→ STATED GOAL: Comb the records below for the string "maintain" and copy each line where it turns up.

Data items:
— START —
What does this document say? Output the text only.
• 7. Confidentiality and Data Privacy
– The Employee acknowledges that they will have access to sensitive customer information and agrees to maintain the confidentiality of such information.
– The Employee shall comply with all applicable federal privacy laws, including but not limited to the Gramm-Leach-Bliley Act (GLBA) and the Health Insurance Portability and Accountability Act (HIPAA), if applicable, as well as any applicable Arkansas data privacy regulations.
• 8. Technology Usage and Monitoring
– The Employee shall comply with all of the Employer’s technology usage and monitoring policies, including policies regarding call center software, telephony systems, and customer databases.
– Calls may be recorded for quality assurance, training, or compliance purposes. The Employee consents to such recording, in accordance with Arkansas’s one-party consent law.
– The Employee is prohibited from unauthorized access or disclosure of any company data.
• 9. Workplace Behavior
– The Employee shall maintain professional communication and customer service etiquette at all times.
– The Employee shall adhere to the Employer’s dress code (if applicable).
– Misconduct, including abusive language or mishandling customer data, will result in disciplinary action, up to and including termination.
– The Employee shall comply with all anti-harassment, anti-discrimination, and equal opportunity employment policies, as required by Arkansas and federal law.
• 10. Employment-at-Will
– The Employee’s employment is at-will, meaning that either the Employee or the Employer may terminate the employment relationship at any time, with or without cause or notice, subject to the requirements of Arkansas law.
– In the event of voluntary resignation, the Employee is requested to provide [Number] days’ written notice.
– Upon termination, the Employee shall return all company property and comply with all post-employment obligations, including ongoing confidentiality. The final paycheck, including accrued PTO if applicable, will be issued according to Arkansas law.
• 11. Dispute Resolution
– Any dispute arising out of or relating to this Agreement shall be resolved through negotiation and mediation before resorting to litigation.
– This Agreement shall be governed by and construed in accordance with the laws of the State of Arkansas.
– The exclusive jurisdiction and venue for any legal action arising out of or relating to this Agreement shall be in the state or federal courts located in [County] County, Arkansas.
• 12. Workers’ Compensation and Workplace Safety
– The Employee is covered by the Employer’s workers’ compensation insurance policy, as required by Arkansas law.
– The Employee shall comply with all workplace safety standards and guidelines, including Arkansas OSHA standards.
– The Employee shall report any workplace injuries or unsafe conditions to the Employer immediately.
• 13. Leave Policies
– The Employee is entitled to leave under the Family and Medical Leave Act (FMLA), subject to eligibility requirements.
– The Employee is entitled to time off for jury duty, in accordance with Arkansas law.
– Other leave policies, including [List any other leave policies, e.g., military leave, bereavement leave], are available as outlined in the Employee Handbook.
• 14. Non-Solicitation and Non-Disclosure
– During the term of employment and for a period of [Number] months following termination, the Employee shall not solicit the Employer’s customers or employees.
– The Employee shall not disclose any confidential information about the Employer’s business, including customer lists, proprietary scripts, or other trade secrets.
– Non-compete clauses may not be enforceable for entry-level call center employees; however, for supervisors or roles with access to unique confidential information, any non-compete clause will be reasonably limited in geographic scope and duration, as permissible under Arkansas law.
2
— END —
→ SOLUTION:
– The Employee acknowledges that they will have access to sensitive customer information and agrees to maintain the confidentiality of such information.
– The Employee shall maintain professional communication and customer service etiquette at all times.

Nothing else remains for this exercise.